Given request: All the records that follow need to be reproduced exactly. Omit the images.

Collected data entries
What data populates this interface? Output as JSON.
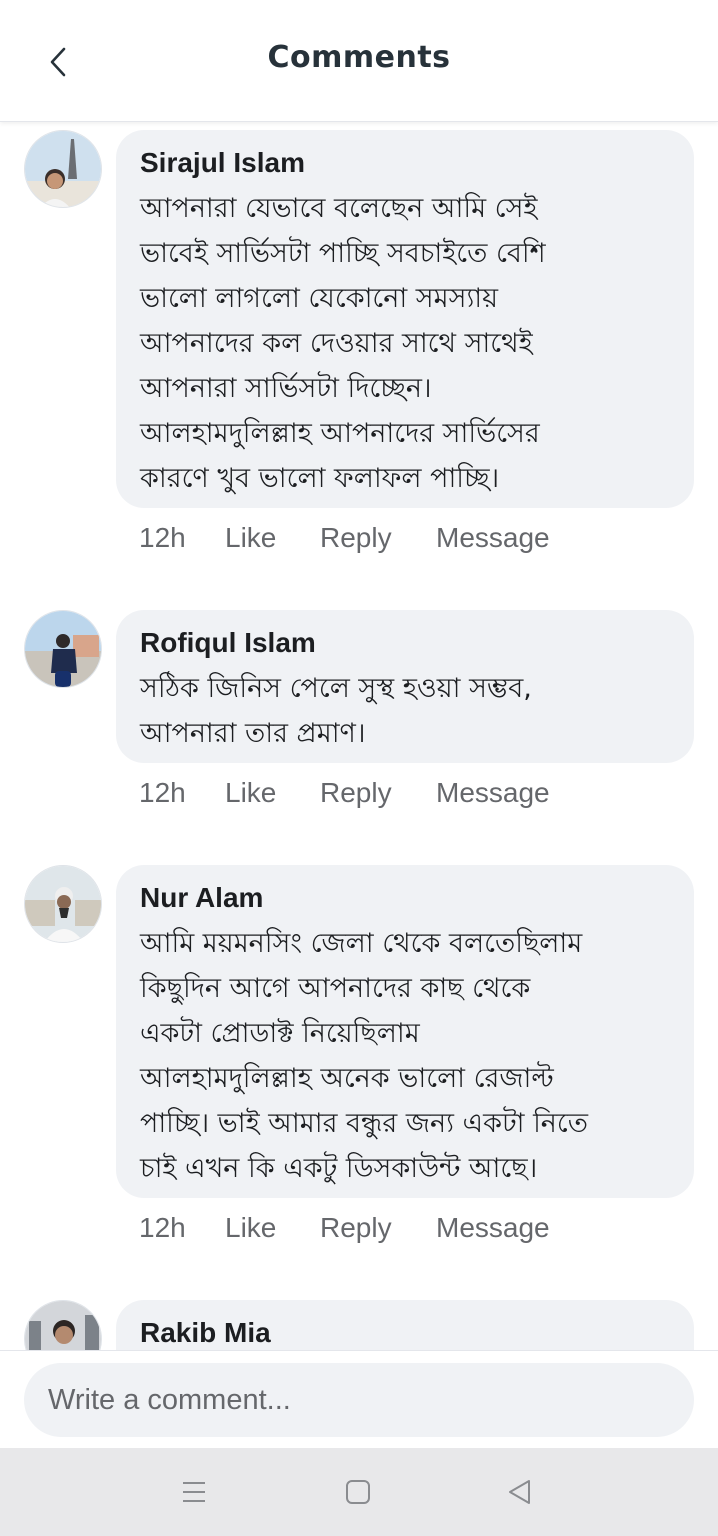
{
  "header": {
    "title": "Comments"
  },
  "comments": [
    {
      "author": "Sirajul Islam",
      "lines": [
        "আপনারা যেভাবে বলেছেন আমি সেই",
        "ভাবেই সার্ভিসটা পাচ্ছি সবচাইতে বেশি",
        "ভালো লাগলো যেকোনো সমস্যায়",
        "আপনাদের কল দেওয়ার সাথে সাথেই",
        "আপনারা সার্ভিসটা দিচ্ছেন।",
        "আলহামদুলিল্লাহ আপনাদের সার্ভিসের",
        "কারণে খুব ভালো ফলাফল পাচ্ছি।"
      ],
      "time": "12h",
      "like": "Like",
      "reply": "Reply",
      "message": "Message"
    },
    {
      "author": "Rofiqul Islam",
      "lines": [
        "সঠিক জিনিস পেলে সুস্থ হওয়া সম্ভব,",
        "আপনারা তার প্রমাণ।"
      ],
      "time": "12h",
      "like": "Like",
      "reply": "Reply",
      "message": "Message"
    },
    {
      "author": "Nur Alam",
      "lines": [
        "আমি ময়মনসিং জেলা থেকে বলতেছিলাম",
        "কিছুদিন আগে আপনাদের কাছ থেকে",
        "একটা প্রোডাক্ট নিয়েছিলাম",
        "আলহামদুলিল্লাহ অনেক ভালো রেজাল্ট",
        "পাচ্ছি। ভাই আমার বন্ধুর জন্য একটা নিতে",
        "চাই এখন কি একটু ডিসকাউন্ট আছে।"
      ],
      "time": "12h",
      "like": "Like",
      "reply": "Reply",
      "message": "Message"
    },
    {
      "author": "Rakib Mia"
    }
  ],
  "composer": {
    "placeholder": "Write a comment..."
  },
  "icons": {
    "back": "chevron-left-icon",
    "nav_menu": "menu-lines-icon",
    "nav_home": "square-home-icon",
    "nav_back": "triangle-back-icon"
  }
}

Expected output:
What data populates this interface? Output as JSON.
{
  "header": {
    "title": "Comments"
  },
  "comments": [
    {
      "author": "Sirajul Islam",
      "lines": [
        "আপনারা যেভাবে বলেছেন আমি সেই",
        "ভাবেই সার্ভিসটা পাচ্ছি সবচাইতে বেশি",
        "ভালো লাগলো যেকোনো সমস্যায়",
        "আপনাদের কল দেওয়ার সাথে সাথেই",
        "আপনারা সার্ভিসটা দিচ্ছেন।",
        "আলহামদুলিল্লাহ আপনাদের সার্ভিসের",
        "কারণে খুব ভালো ফলাফল পাচ্ছি।"
      ],
      "time": "12h",
      "like": "Like",
      "reply": "Reply",
      "message": "Message"
    },
    {
      "author": "Rofiqul Islam",
      "lines": [
        "সঠিক জিনিস পেলে সুস্থ হওয়া সম্ভব,",
        "আপনারা তার প্রমাণ।"
      ],
      "time": "12h",
      "like": "Like",
      "reply": "Reply",
      "message": "Message"
    },
    {
      "author": "Nur Alam",
      "lines": [
        "আমি ময়মনসিং জেলা থেকে বলতেছিলাম",
        "কিছুদিন আগে আপনাদের কাছ থেকে",
        "একটা প্রোডাক্ট নিয়েছিলাম",
        "আলহামদুলিল্লাহ অনেক ভালো রেজাল্ট",
        "পাচ্ছি। ভাই আমার বন্ধুর জন্য একটা নিতে",
        "চাই এখন কি একটু ডিসকাউন্ট আছে।"
      ],
      "time": "12h",
      "like": "Like",
      "reply": "Reply",
      "message": "Message"
    },
    {
      "author": "Rakib Mia"
    }
  ],
  "composer": {
    "placeholder": "Write a comment..."
  },
  "icons": {
    "back": "chevron-left-icon",
    "nav_menu": "menu-lines-icon",
    "nav_home": "square-home-icon",
    "nav_back": "triangle-back-icon"
  }
}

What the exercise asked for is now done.